Reproduce the listing below exactly. Pictures do not belong in the copy.

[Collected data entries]
■ ■ ■

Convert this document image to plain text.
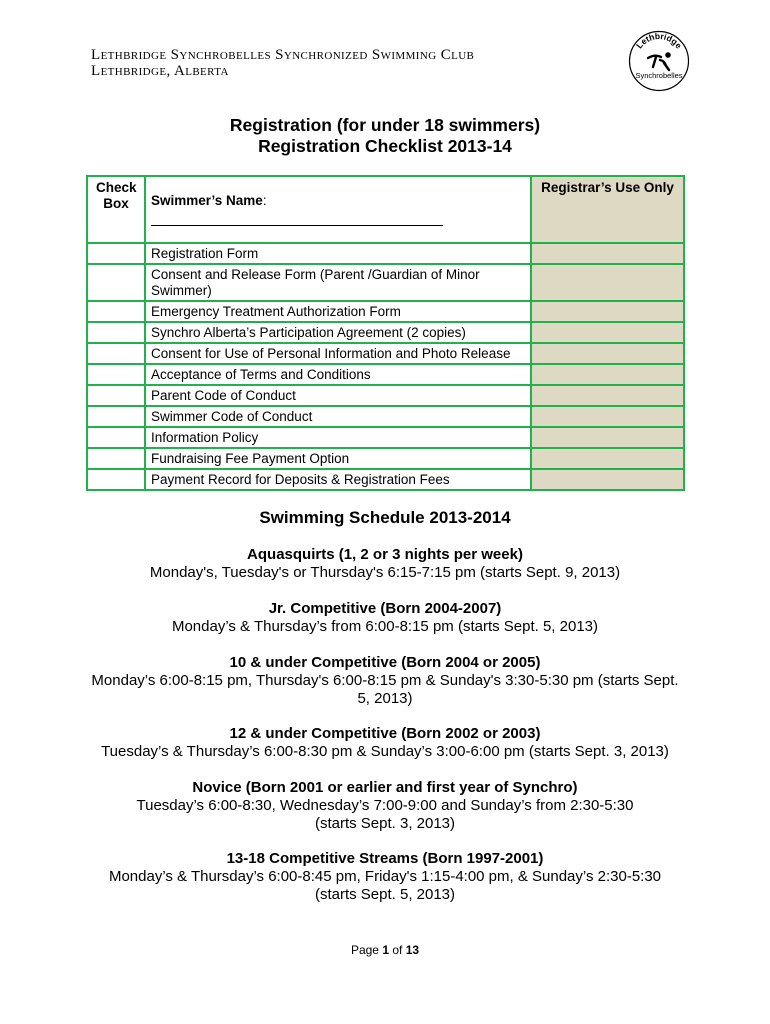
Lethbridge Synchrobelles Synchronized Swimming Club
Lethbridge, Alberta
Lethbridge
Synchrobelles
Registration (for under 18 swimmers)
Registration Checklist 2013-14
Check Box	Swimmer’s Name:	Registrar’s Use Only
	Registration Form	
	Consent and Release Form (Parent /Guardian of Minor Swimmer)	
	Emergency Treatment Authorization Form	
	Synchro Alberta’s Participation Agreement (2 copies)	
	Consent for Use of Personal Information and Photo Release	
	Acceptance of Terms and Conditions	
	Parent Code of Conduct	
	Swimmer Code of Conduct	
	Information Policy	
	Fundraising Fee Payment Option	
	Payment Record for Deposits & Registration Fees	
Swimming Schedule 2013-2014
Aquasquirts (1, 2 or 3 nights per week)
Monday's, Tuesday's or Thursday's 6:15-7:15 pm (starts Sept. 9, 2013)
Jr. Competitive (Born 2004-2007)
Monday’s & Thursday’s from 6:00-8:15 pm (starts Sept. 5, 2013)
10 & under Competitive (Born 2004 or 2005)
Monday’s 6:00-8:15 pm, Thursday's 6:00-8:15 pm & Sunday's 3:30-5:30 pm (starts Sept. 5, 2013)
12 & under Competitive (Born 2002 or 2003)
Tuesday’s & Thursday’s 6:00-8:30 pm & Sunday’s 3:00-6:00 pm (starts Sept. 3, 2013)
Novice (Born 2001 or earlier and first year of Synchro)
Tuesday’s 6:00-8:30, Wednesday’s 7:00-9:00 and Sunday’s from 2:30-5:30 (starts Sept. 3, 2013)
13-18 Competitive Streams (Born 1997-2001)
Monday’s & Thursday’s 6:00-8:45 pm, Friday's 1:15-4:00 pm, & Sunday’s 2:30-5:30 (starts Sept. 5, 2013)
Page 1 of 13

■ ■ ■

#### [Result of this task]
Convert this document image to plain text.
Lethbridge Synchrobelles Synchronized Swimming Club
Lethbridge, Alberta
Lethbridge
Synchrobelles
Registration (for under 18 swimmers)
Registration Checklist 2013-14
Check Box	Swimmer’s Name:	Registrar’s Use Only
	Registration Form	
	Consent and Release Form (Parent /Guardian of Minor Swimmer)	
	Emergency Treatment Authorization Form	
	Synchro Alberta’s Participation Agreement (2 copies)	
	Consent for Use of Personal Information and Photo Release	
	Acceptance of Terms and Conditions	
	Parent Code of Conduct	
	Swimmer Code of Conduct	
	Information Policy	
	Fundraising Fee Payment Option	
	Payment Record for Deposits & Registration Fees	
Swimming Schedule 2013-2014
Aquasquirts (1, 2 or 3 nights per week)
Monday's, Tuesday's or Thursday's 6:15-7:15 pm (starts Sept. 9, 2013)
Jr. Competitive (Born 2004-2007)
Monday’s & Thursday’s from 6:00-8:15 pm (starts Sept. 5, 2013)
10 & under Competitive (Born 2004 or 2005)
Monday’s 6:00-8:15 pm, Thursday's 6:00-8:15 pm & Sunday's 3:30-5:30 pm (starts Sept. 5, 2013)
12 & under Competitive (Born 2002 or 2003)
Tuesday’s & Thursday’s 6:00-8:30 pm & Sunday’s 3:00-6:00 pm (starts Sept. 3, 2013)
Novice (Born 2001 or earlier and first year of Synchro)
Tuesday’s 6:00-8:30, Wednesday’s 7:00-9:00 and Sunday’s from 2:30-5:30 (starts Sept. 3, 2013)
13-18 Competitive Streams (Born 1997-2001)
Monday’s & Thursday’s 6:00-8:45 pm, Friday's 1:15-4:00 pm, & Sunday’s 2:30-5:30 (starts Sept. 5, 2013)
Page 1 of 13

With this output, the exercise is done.